TASK MATERIAL —
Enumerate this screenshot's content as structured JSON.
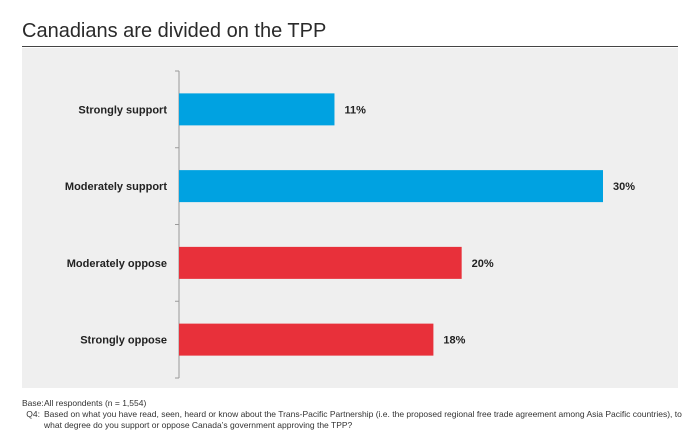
{
  "title": "Canadians are divided on the TPP",
  "chart_data": {
    "type": "bar",
    "orientation": "horizontal",
    "categories": [
      "Strongly support",
      "Moderately support",
      "Moderately oppose",
      "Strongly oppose"
    ],
    "values": [
      11,
      30,
      20,
      18
    ],
    "value_labels": [
      "11%",
      "30%",
      "20%",
      "18%"
    ],
    "bar_colors": [
      "#00a2e1",
      "#00a2e1",
      "#e8303a",
      "#e8303a"
    ],
    "xlim": [
      0,
      30
    ],
    "grid": false,
    "title": "Canadians are divided on the TPP"
  },
  "footnotes": {
    "base_label": "Base:",
    "base_text": "All respondents (n = 1,554)",
    "q_label": "Q4:",
    "q_text": "Based on what you have read, seen, heard or know about the Trans-Pacific Partnership (i.e. the proposed regional free trade agreement among Asia Pacific countries), to what degree do you support or oppose Canada’s government approving the TPP?"
  },
  "colors": {
    "support": "#00a2e1",
    "oppose": "#e8303a",
    "panel_background": "#efefef"
  }
}
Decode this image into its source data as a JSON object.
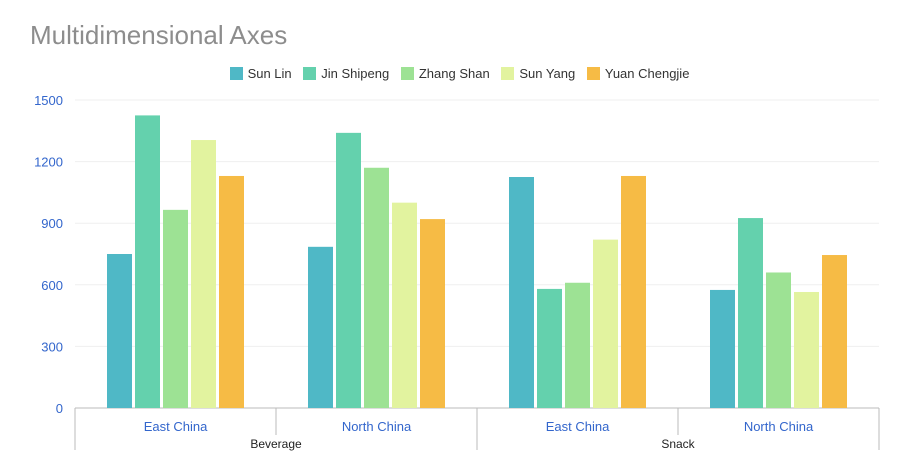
{
  "chart_data": {
    "type": "bar",
    "title": "Multidimensional Axes",
    "xlabel": "",
    "ylabel": "",
    "ylim": [
      0,
      1500
    ],
    "yticks": [
      0,
      300,
      600,
      900,
      1200,
      1500
    ],
    "grid": true,
    "legend_position": "top-center",
    "groups": [
      {
        "label": "Beverage",
        "categories": [
          "East China",
          "North China"
        ]
      },
      {
        "label": "Snack",
        "categories": [
          "East China",
          "North China"
        ]
      }
    ],
    "categories": [
      "East China",
      "North China",
      "East China",
      "North China"
    ],
    "series": [
      {
        "name": "Sun Lin",
        "color": "#4fb8c6",
        "values": [
          750,
          785,
          1125,
          575
        ]
      },
      {
        "name": "Jin Shipeng",
        "color": "#64d1ad",
        "values": [
          1425,
          1340,
          580,
          925
        ]
      },
      {
        "name": "Zhang Shan",
        "color": "#9de294",
        "values": [
          965,
          1170,
          610,
          660
        ]
      },
      {
        "name": "Sun Yang",
        "color": "#e2f39f",
        "values": [
          1305,
          1000,
          820,
          565
        ]
      },
      {
        "name": "Yuan Chengjie",
        "color": "#f6bb45",
        "values": [
          1130,
          920,
          1130,
          745
        ]
      }
    ]
  }
}
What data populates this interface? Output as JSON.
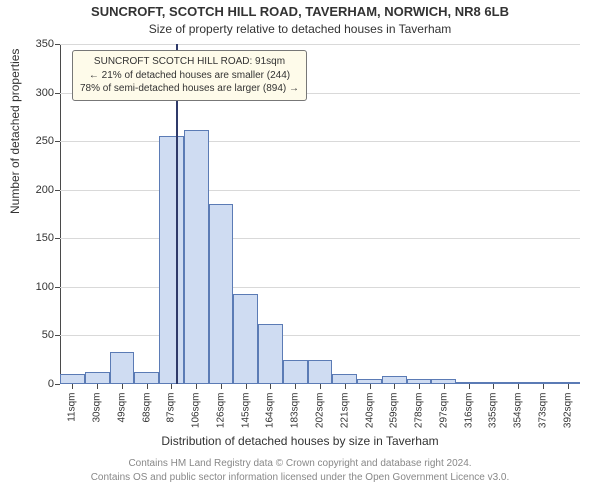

STATED TASK — Lines in the records that hold the word "name" are to be counted; give only the total.

EXERCISE OUTPUT — 5